> _Objective_: Rewrite the material from the line with "bar-promedio-superior bbox=[806, 510, 970, 525]" up to and including the line with "data-label: 9,3% bbox=[652, 409, 693, 429]", swapping "y-axis-ticks" for "y-tick-values" and leaving everything else as it is.
--- start Dataset records ---
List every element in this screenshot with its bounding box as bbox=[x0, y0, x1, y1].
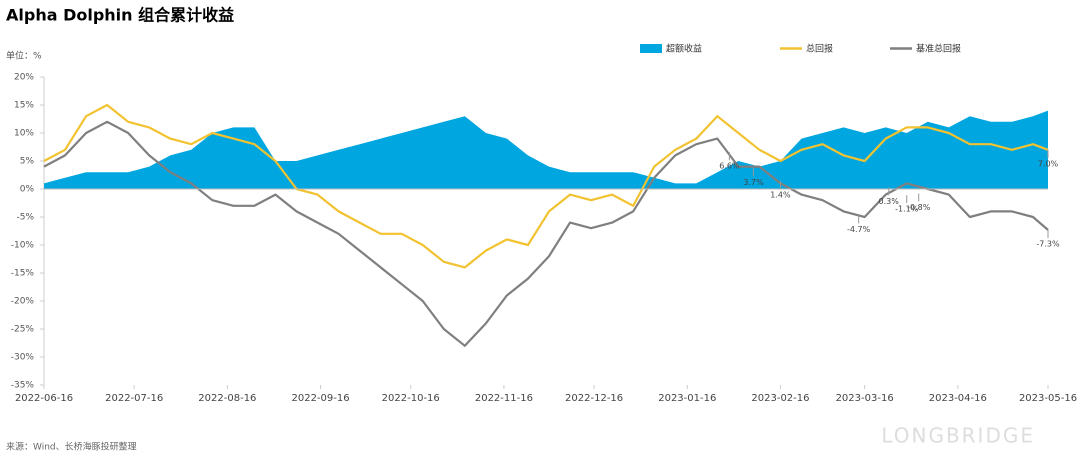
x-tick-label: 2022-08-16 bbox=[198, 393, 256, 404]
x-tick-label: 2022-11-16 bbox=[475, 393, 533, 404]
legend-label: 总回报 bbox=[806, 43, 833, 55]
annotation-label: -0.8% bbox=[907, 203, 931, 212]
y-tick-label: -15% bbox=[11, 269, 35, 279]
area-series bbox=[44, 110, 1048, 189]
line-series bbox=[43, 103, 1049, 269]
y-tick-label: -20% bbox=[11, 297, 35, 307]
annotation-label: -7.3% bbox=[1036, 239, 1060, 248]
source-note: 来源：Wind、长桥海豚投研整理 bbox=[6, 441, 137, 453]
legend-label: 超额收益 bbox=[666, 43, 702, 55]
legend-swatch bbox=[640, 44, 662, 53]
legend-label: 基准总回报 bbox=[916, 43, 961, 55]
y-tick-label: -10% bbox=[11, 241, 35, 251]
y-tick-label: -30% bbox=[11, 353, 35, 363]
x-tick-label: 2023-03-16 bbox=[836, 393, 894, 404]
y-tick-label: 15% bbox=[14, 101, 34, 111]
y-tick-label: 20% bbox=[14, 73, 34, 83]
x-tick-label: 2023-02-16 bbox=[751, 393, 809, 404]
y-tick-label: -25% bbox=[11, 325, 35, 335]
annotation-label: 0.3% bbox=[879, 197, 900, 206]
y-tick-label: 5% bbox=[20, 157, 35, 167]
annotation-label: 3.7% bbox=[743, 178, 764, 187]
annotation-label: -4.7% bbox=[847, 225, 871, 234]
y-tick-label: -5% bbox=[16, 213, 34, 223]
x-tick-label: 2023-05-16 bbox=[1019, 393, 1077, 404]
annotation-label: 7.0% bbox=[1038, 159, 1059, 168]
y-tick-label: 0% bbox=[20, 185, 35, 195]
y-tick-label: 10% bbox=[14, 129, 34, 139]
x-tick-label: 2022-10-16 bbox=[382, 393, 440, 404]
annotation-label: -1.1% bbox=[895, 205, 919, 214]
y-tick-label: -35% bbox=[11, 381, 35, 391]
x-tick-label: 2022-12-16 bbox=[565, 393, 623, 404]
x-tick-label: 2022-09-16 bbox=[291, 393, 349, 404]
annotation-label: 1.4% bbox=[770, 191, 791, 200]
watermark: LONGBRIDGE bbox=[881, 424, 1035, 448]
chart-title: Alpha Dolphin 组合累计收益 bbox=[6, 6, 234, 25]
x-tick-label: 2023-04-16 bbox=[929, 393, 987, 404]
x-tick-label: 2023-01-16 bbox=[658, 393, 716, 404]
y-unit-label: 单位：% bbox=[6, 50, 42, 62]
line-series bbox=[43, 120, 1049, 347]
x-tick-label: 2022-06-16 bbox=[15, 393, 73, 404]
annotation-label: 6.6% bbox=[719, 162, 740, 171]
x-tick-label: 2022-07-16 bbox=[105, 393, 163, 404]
--- end Dataset records ---
--- start Dataset records ---
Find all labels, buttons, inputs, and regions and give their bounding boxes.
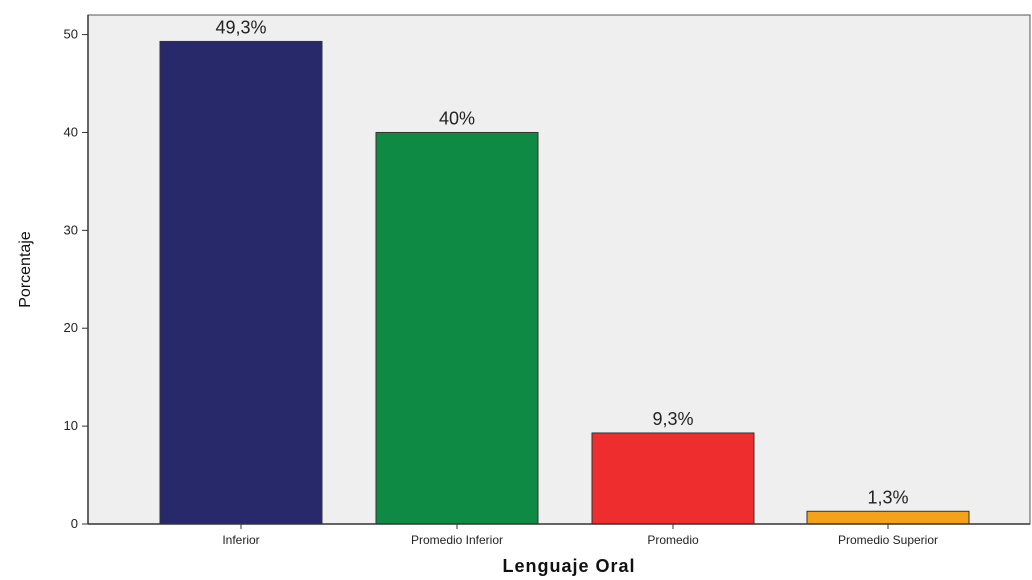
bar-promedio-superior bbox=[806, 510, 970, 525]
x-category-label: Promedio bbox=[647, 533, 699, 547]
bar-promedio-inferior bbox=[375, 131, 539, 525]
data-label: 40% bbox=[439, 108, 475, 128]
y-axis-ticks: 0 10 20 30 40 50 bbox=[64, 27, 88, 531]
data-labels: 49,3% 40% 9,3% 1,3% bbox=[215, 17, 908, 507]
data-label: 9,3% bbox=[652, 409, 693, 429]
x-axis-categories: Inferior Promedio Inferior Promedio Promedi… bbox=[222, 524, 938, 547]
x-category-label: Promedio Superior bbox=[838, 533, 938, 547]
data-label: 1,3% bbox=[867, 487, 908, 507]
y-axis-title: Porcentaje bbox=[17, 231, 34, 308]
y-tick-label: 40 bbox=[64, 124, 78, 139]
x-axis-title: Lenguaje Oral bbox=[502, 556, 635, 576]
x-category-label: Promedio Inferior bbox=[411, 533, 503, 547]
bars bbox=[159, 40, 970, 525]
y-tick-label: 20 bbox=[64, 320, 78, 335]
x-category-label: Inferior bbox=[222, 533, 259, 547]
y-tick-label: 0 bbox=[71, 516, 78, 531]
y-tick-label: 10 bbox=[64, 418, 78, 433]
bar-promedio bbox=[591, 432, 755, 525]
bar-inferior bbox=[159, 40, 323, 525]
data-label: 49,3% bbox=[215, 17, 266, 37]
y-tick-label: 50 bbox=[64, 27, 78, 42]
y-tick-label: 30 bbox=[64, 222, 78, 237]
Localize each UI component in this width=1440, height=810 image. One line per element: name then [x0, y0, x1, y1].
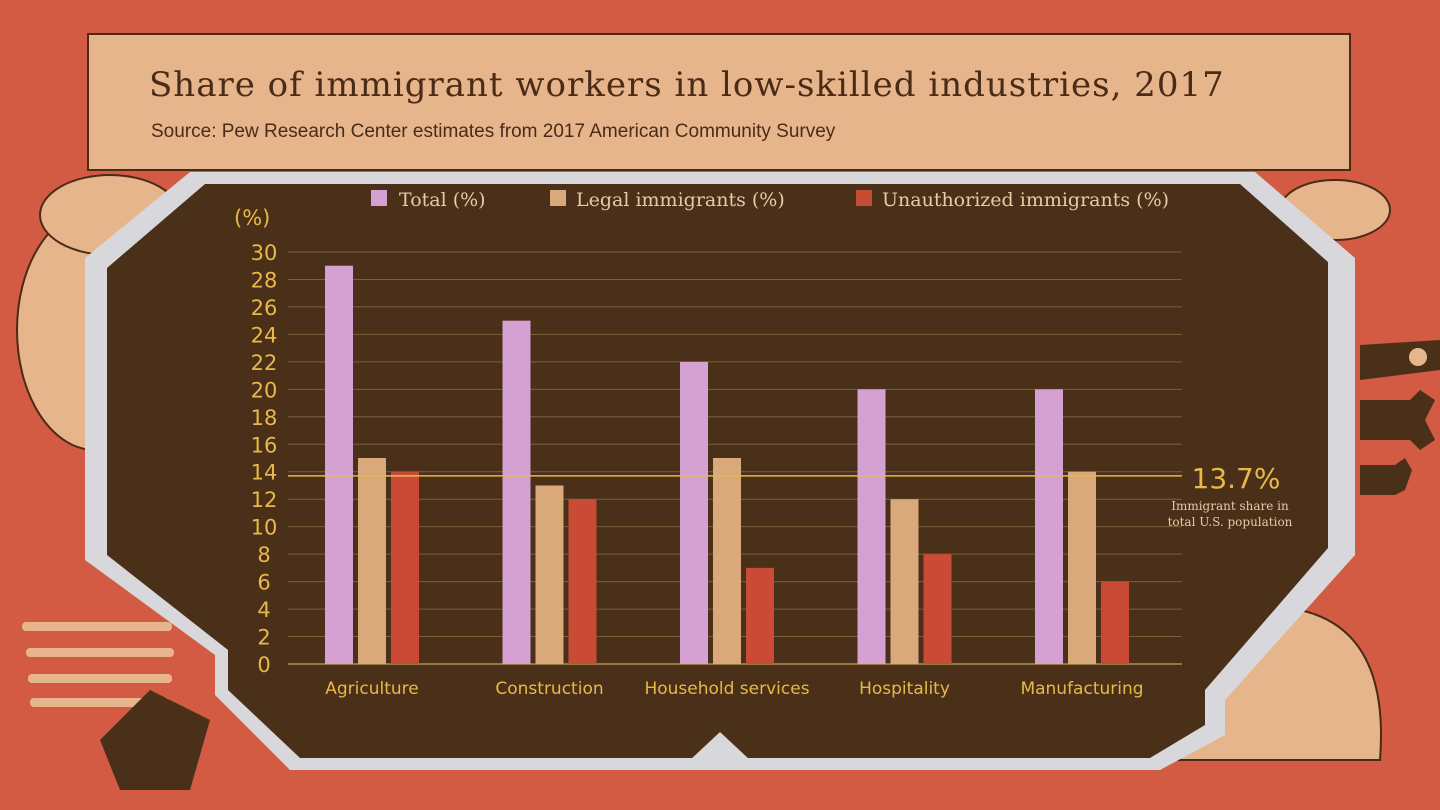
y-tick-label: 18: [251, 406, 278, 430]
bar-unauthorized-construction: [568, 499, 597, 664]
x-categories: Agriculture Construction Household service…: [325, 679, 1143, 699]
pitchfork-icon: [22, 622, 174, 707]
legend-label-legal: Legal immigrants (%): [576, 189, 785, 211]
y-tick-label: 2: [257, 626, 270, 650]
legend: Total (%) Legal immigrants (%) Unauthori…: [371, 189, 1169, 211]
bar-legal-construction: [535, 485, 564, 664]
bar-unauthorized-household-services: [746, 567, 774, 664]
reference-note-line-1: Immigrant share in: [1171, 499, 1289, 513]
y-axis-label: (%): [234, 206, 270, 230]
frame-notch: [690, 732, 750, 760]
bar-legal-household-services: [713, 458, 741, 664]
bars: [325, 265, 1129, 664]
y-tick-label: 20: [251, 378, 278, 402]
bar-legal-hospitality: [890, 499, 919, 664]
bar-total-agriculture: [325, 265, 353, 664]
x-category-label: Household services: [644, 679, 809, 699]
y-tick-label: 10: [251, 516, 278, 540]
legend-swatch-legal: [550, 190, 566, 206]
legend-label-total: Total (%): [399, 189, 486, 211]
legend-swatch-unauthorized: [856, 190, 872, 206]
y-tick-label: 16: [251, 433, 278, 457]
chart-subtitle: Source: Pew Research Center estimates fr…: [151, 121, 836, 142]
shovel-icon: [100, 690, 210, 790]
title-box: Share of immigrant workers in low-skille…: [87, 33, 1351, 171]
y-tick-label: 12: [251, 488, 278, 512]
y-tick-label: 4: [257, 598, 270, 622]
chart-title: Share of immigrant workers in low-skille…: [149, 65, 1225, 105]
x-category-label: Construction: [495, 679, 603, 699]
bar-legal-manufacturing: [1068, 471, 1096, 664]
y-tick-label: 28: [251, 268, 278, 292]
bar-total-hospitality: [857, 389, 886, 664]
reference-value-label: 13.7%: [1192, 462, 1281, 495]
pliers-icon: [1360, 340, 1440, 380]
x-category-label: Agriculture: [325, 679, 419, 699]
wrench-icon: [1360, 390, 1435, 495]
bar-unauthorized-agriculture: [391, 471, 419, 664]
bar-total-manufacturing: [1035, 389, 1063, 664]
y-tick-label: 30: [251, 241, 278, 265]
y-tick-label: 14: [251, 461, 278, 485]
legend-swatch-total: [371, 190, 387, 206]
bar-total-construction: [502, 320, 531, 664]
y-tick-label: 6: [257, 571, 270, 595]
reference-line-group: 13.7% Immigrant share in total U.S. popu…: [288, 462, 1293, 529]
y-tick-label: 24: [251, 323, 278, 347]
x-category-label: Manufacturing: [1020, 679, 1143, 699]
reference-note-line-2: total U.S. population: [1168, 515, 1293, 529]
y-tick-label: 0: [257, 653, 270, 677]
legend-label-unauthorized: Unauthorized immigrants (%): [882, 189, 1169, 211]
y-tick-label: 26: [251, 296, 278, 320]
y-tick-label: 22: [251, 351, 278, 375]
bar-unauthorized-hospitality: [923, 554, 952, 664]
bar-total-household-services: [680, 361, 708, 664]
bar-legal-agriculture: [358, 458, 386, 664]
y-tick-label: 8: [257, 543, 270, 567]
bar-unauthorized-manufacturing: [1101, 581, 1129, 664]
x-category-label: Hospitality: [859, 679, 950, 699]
--- end Dataset records ---
> _Task response_:
bar-promedio-superior bbox=[806, 510, 970, 525]
x-category-label: Promedio bbox=[647, 533, 699, 547]
bar-promedio-inferior bbox=[375, 131, 539, 525]
data-label: 40% bbox=[439, 108, 475, 128]
y-tick-values: 0 10 20 30 40 50 bbox=[64, 27, 88, 531]
data-labels: 49,3% 40% 9,3% 1,3% bbox=[215, 17, 908, 507]
data-label: 9,3% bbox=[652, 409, 693, 429]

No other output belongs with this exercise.